Stated task → Transcribe the data that follows precisely, omitting nothing.

Records about charts and figures →
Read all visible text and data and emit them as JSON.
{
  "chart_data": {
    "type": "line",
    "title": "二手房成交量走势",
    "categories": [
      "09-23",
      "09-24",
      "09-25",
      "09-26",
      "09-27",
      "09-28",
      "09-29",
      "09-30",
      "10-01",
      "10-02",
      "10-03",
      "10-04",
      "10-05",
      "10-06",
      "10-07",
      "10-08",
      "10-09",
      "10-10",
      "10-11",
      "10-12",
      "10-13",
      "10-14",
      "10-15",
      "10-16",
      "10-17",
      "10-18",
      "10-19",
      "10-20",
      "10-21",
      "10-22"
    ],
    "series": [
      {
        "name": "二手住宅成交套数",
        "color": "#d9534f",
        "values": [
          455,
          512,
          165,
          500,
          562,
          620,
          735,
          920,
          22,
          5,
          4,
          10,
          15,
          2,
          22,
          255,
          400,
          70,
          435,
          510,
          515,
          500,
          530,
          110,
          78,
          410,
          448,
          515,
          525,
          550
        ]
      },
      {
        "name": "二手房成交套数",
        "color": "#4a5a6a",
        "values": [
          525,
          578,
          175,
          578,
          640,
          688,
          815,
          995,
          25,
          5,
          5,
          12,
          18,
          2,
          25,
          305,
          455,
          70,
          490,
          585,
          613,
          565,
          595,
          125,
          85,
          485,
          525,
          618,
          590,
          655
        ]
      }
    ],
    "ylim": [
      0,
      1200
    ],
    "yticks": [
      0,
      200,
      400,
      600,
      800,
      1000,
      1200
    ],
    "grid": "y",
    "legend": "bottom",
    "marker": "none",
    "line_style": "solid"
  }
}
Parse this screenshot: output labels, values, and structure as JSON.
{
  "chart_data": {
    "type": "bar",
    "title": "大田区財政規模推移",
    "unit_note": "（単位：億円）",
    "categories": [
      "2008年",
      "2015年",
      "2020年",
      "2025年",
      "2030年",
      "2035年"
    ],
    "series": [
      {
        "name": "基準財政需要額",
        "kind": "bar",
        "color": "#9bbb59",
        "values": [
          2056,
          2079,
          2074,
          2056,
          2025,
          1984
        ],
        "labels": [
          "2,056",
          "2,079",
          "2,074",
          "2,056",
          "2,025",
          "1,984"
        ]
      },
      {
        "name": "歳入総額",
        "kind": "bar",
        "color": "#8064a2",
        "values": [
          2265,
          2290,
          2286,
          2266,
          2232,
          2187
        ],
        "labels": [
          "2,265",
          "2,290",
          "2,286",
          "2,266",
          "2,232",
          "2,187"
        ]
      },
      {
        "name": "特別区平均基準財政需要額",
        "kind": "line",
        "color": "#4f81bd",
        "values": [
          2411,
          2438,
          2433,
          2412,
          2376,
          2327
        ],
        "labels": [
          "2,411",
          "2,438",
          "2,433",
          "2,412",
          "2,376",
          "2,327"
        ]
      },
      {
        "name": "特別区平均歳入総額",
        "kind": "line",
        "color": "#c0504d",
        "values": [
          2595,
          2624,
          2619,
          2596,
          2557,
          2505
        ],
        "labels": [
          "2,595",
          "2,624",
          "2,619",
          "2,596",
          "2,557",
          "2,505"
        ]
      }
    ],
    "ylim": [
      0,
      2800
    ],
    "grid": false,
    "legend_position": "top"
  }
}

Response to the task →
Read all visible text and data and emit them as JSON.
{
  "chart_data": {
    "type": "line",
    "title": "二手房成交量走势",
    "categories": [
      "09-23",
      "09-24",
      "09-25",
      "09-26",
      "09-27",
      "09-28",
      "09-29",
      "09-30",
      "10-01",
      "10-02",
      "10-03",
      "10-04",
      "10-05",
      "10-06",
      "10-07",
      "10-08",
      "10-09",
      "10-10",
      "10-11",
      "10-12",
      "10-13",
      "10-14",
      "10-15",
      "10-16",
      "10-17",
      "10-18",
      "10-19",
      "10-20",
      "10-21",
      "10-22"
    ],
    "series": [
      {
        "name": "二手住宅成交套数",
        "color": "#d9534f",
        "values": [
          455,
          512,
          165,
          500,
          562,
          620,
          735,
          920,
          22,
          5,
          4,
          10,
          15,
          2,
          22,
          255,
          400,
          70,
          435,
          510,
          515,
          500,
          530,
          110,
          78,
          410,
          448,
          515,
          525,
          550
        ]
      },
      {
        "name": "二手房成交套数",
        "color": "#4a5a6a",
        "values": [
          525,
          578,
          175,
          578,
          640,
          688,
          815,
          995,
          25,
          5,
          5,
          12,
          18,
          2,
          25,
          305,
          455,
          70,
          490,
          585,
          613,
          565,
          595,
          125,
          85,
          485,
          525,
          618,
          590,
          655
        ]
      }
    ],
    "ylim": [
      0,
      1200
    ],
    "yticks": [
      0,
      200,
      400,
      600,
      800,
      1000,
      1200
    ],
    "grid": "y",
    "legend": "bottom",
    "marker": "none",
    "line_style": "solid"
  }
}
Parse this screenshot: output labels, values, and structure as JSON.
{
  "chart_data": {
    "type": "bar",
    "title": "大田区財政規模推移",
    "unit_note": "（単位：億円）",
    "categories": [
      "2008年",
      "2015年",
      "2020年",
      "2025年",
      "2030年",
      "2035年"
    ],
    "series": [
      {
        "name": "基準財政需要額",
        "kind": "bar",
        "color": "#9bbb59",
        "values": [
          2056,
          2079,
          2074,
          2056,
          2025,
          1984
        ],
        "labels": [
          "2,056",
          "2,079",
          "2,074",
          "2,056",
          "2,025",
          "1,984"
        ]
      },
      {
        "name": "歳入総額",
        "kind": "bar",
        "color": "#8064a2",
        "values": [
          2265,
          2290,
          2286,
          2266,
          2232,
          2187
        ],
        "labels": [
          "2,265",
          "2,290",
          "2,286",
          "2,266",
          "2,232",
          "2,187"
        ]
      },
      {
        "name": "特別区平均基準財政需要額",
        "kind": "line",
        "color": "#4f81bd",
        "values": [
          2411,
          2438,
          2433,
          2412,
          2376,
          2327
        ],
        "labels": [
          "2,411",
          "2,438",
          "2,433",
          "2,412",
          "2,376",
          "2,327"
        ]
      },
      {
        "name": "特別区平均歳入総額",
        "kind": "line",
        "color": "#c0504d",
        "values": [
          2595,
          2624,
          2619,
          2596,
          2557,
          2505
        ],
        "labels": [
          "2,595",
          "2,624",
          "2,619",
          "2,596",
          "2,557",
          "2,505"
        ]
      }
    ],
    "ylim": [
      0,
      2800
    ],
    "grid": false,
    "legend_position": "top"
  }
}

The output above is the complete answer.